Please copy every line of the records below that holds the word "الرئيس".

____ SOURCE DATA

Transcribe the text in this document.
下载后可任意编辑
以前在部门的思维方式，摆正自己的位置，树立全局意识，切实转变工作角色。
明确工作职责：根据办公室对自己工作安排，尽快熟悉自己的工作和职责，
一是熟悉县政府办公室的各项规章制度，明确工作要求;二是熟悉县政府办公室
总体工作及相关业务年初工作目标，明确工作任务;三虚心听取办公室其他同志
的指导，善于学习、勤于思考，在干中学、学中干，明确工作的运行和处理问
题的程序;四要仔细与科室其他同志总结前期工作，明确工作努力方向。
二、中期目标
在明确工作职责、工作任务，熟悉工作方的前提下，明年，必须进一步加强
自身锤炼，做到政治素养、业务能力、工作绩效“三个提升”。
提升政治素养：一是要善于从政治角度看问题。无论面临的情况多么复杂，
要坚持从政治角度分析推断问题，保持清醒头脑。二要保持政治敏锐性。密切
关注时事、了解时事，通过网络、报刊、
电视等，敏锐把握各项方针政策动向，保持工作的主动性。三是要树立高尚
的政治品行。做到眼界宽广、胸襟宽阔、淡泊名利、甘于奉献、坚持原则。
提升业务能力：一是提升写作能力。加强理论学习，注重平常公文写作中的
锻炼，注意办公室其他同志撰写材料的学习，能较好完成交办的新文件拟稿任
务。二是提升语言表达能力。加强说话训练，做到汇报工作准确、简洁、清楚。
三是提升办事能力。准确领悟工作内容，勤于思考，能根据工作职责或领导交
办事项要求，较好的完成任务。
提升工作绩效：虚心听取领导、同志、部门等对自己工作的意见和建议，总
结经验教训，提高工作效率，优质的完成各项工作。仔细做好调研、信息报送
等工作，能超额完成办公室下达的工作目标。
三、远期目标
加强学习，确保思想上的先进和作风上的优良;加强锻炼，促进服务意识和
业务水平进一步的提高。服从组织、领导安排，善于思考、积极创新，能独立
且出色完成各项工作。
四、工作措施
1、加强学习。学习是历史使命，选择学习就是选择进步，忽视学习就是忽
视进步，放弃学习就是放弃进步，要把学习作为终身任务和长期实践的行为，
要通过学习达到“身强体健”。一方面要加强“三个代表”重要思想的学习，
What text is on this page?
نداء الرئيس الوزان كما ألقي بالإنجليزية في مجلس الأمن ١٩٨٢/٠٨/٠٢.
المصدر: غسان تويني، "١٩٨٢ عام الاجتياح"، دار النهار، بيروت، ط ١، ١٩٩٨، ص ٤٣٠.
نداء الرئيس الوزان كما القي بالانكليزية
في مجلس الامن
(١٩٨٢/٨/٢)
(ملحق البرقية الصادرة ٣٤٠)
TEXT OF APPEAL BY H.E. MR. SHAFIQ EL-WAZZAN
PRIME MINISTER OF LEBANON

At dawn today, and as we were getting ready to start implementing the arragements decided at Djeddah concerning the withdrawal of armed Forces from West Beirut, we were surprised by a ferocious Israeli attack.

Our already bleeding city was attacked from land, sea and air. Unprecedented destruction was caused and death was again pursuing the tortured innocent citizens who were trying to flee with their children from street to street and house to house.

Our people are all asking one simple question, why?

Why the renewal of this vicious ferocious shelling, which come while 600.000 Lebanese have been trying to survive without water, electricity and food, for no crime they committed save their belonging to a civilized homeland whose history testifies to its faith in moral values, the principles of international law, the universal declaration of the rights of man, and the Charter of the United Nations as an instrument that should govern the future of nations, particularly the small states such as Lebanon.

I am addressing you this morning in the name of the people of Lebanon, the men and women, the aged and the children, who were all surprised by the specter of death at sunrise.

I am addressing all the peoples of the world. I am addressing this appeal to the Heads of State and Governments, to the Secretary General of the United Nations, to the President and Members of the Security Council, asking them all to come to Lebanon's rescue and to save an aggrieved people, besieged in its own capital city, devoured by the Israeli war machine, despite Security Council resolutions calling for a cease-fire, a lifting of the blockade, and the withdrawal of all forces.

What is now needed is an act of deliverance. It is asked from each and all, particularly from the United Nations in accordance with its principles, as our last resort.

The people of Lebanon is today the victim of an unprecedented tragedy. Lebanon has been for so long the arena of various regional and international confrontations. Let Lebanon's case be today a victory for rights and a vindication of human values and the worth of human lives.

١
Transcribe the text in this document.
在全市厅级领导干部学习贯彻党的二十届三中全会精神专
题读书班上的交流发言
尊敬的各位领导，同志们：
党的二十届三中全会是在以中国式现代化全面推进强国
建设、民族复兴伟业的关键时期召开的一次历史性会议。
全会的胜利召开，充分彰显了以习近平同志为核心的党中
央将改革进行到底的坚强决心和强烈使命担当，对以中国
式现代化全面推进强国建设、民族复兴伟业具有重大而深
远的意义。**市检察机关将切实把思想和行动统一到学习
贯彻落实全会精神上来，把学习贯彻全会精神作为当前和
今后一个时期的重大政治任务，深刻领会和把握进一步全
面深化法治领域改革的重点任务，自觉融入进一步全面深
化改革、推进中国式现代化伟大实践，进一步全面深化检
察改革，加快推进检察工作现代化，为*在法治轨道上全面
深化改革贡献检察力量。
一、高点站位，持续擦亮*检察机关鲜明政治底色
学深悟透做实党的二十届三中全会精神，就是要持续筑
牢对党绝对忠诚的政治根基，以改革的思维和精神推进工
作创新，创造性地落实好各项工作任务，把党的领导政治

________

SOLUTION FOR THIS TASK>
نداء الرئيس الوزان كما ألقي بالإنجليزية في مجلس الأمن ١٩٨٢/٠٨/٠٢.
نداء الرئيس الوزان كما القي بالانكليزية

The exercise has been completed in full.